[start Data provided]

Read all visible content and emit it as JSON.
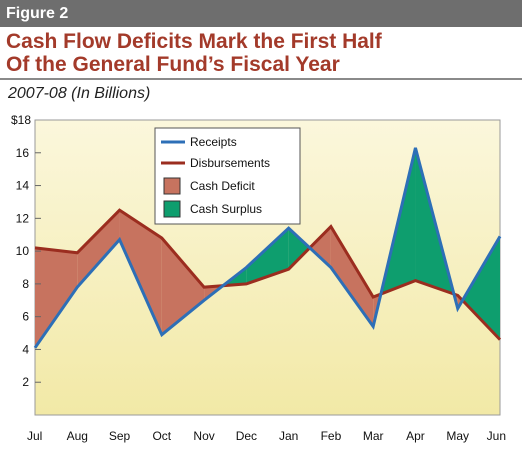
{
  "figure_label": "Figure 2",
  "title_line1": "Cash Flow Deficits Mark the First Half",
  "title_line2": "Of the General Fund’s Fiscal Year",
  "subtitle": "2007-08 (In Billions)",
  "colors": {
    "receipts": "#2d6fb7",
    "disbursements": "#9b2d1f",
    "deficit": "#c7735f",
    "surplus": "#0e9e6e",
    "plot_bg_top": "#fbf7dc",
    "plot_bg_bottom": "#f2e9a6"
  },
  "chart_data": {
    "type": "area",
    "title": "Cash Flow Deficits Mark the First Half Of the General Fund’s Fiscal Year",
    "subtitle": "2007-08 (In Billions)",
    "categories": [
      "Jul",
      "Aug",
      "Sep",
      "Oct",
      "Nov",
      "Dec",
      "Jan",
      "Feb",
      "Mar",
      "Apr",
      "May",
      "Jun"
    ],
    "series": [
      {
        "name": "Receipts",
        "values": [
          4.1,
          7.8,
          10.7,
          4.9,
          7.0,
          9.0,
          11.4,
          9.0,
          5.4,
          16.3,
          6.5,
          10.9
        ]
      },
      {
        "name": "Disbursements",
        "values": [
          10.2,
          9.9,
          12.5,
          10.8,
          7.8,
          8.0,
          8.9,
          11.5,
          7.2,
          8.2,
          7.3,
          4.6
        ]
      }
    ],
    "fill_legend": [
      "Cash Deficit",
      "Cash Surplus"
    ],
    "ylim": [
      0,
      18
    ],
    "yticks": [
      2,
      4,
      6,
      8,
      10,
      12,
      14,
      16
    ],
    "y_top_label": "$18",
    "grid": false,
    "legend_position": "top-center"
  }
}
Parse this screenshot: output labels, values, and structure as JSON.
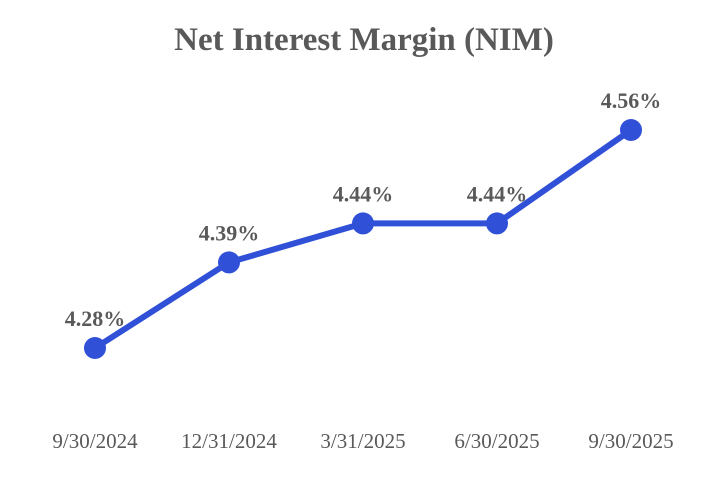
{
  "chart_data": {
    "type": "line",
    "title": "Net Interest Margin (NIM)",
    "categories": [
      "9/30/2024",
      "12/31/2024",
      "3/31/2025",
      "6/30/2025",
      "9/30/2025"
    ],
    "series": [
      {
        "name": "Net Interest Margin (NIM)",
        "values": [
          4.28,
          4.39,
          4.44,
          4.44,
          4.56
        ]
      }
    ],
    "data_labels": [
      "4.28%",
      "4.39%",
      "4.44%",
      "4.44%",
      "4.56%"
    ],
    "xlabel": "",
    "ylabel": "",
    "ylim": [
      4.15,
      4.65
    ],
    "grid": false,
    "legend_position": "none",
    "axes_visible": false,
    "colors": {
      "line": "#3050d8",
      "marker": "#3050d8",
      "title_text": "#595959",
      "data_label_text": "#595959",
      "axis_label_text": "#595959",
      "background": "#ffffff"
    }
  }
}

[end Data provided]

Request: Reproduce the listing word for word and omit its pictures.

Task solution:
Read all visible content and emit it as JSON.
{
  "figure_label": "Figure 2",
  "title_line1": "Cash Flow Deficits Mark the First Half",
  "title_line2": "Of the General Fund’s Fiscal Year",
  "subtitle": "2007-08 (In Billions)",
  "colors": {
    "receipts": "#2d6fb7",
    "disbursements": "#9b2d1f",
    "deficit": "#c7735f",
    "surplus": "#0e9e6e",
    "plot_bg_top": "#fbf7dc",
    "plot_bg_bottom": "#f2e9a6"
  },
  "chart_data": {
    "type": "area",
    "title": "Cash Flow Deficits Mark the First Half Of the General Fund’s Fiscal Year",
    "subtitle": "2007-08 (In Billions)",
    "categories": [
      "Jul",
      "Aug",
      "Sep",
      "Oct",
      "Nov",
      "Dec",
      "Jan",
      "Feb",
      "Mar",
      "Apr",
      "May",
      "Jun"
    ],
    "series": [
      {
        "name": "Receipts",
        "values": [
          4.1,
          7.8,
          10.7,
          4.9,
          7.0,
          9.0,
          11.4,
          9.0,
          5.4,
          16.3,
          6.5,
          10.9
        ]
      },
      {
        "name": "Disbursements",
        "values": [
          10.2,
          9.9,
          12.5,
          10.8,
          7.8,
          8.0,
          8.9,
          11.5,
          7.2,
          8.2,
          7.3,
          4.6
        ]
      }
    ],
    "fill_legend": [
      "Cash Deficit",
      "Cash Surplus"
    ],
    "ylim": [
      0,
      18
    ],
    "yticks": [
      2,
      4,
      6,
      8,
      10,
      12,
      14,
      16
    ],
    "y_top_label": "$18",
    "grid": false,
    "legend_position": "top-center"
  }
}
Parse this screenshot: output labels, values, and structure as JSON.
{
  "chart_data": {
    "type": "line",
    "title": "Net Interest Margin (NIM)",
    "categories": [
      "9/30/2024",
      "12/31/2024",
      "3/31/2025",
      "6/30/2025",
      "9/30/2025"
    ],
    "series": [
      {
        "name": "Net Interest Margin (NIM)",
        "values": [
          4.28,
          4.39,
          4.44,
          4.44,
          4.56
        ]
      }
    ],
    "data_labels": [
      "4.28%",
      "4.39%",
      "4.44%",
      "4.44%",
      "4.56%"
    ],
    "xlabel": "",
    "ylabel": "",
    "ylim": [
      4.15,
      4.65
    ],
    "grid": false,
    "legend_position": "none",
    "axes_visible": false,
    "colors": {
      "line": "#3050d8",
      "marker": "#3050d8",
      "title_text": "#595959",
      "data_label_text": "#595959",
      "axis_label_text": "#595959",
      "background": "#ffffff"
    }
  }
}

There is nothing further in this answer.